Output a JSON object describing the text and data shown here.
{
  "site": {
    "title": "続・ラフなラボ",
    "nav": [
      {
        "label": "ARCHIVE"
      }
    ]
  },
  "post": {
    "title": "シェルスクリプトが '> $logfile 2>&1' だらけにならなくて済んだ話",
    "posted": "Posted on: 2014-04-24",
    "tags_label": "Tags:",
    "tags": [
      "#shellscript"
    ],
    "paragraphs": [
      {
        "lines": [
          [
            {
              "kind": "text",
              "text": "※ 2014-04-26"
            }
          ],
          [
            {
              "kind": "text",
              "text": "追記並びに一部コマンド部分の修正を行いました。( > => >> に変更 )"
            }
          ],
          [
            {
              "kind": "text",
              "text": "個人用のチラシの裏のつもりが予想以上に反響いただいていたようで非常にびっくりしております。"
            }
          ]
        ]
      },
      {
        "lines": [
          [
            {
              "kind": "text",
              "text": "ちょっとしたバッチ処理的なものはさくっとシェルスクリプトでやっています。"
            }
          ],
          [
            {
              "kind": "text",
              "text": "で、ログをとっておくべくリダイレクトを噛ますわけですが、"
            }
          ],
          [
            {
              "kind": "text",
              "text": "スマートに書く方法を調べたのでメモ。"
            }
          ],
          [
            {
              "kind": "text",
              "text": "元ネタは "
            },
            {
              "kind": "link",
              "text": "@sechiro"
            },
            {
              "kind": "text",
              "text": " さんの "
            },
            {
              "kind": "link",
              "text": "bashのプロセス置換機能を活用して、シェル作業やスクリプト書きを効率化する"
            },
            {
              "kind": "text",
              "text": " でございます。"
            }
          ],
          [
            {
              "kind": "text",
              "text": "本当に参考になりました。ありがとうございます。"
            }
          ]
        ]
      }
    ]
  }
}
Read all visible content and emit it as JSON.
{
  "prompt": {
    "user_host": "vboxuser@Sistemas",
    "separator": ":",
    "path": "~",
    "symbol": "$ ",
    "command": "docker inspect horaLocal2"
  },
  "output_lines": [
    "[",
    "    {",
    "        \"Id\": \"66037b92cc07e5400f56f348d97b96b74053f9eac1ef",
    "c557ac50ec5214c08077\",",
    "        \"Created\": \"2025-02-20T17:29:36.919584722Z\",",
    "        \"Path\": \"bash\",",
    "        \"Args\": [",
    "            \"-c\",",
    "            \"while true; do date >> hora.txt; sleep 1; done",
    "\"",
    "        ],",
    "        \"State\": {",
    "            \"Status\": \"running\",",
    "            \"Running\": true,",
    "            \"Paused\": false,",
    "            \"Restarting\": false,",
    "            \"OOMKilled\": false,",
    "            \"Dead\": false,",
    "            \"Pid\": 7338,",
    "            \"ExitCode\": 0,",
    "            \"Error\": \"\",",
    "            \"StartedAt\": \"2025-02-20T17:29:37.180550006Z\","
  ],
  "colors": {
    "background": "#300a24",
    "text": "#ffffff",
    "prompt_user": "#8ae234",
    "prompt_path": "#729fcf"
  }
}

THE REQUEST:
Return each line of the listing that holds the string "true".

FINAL ANSWER:
    "            \"while true; do date >> hora.txt; sleep 1; done",
    "            \"Running\": true,",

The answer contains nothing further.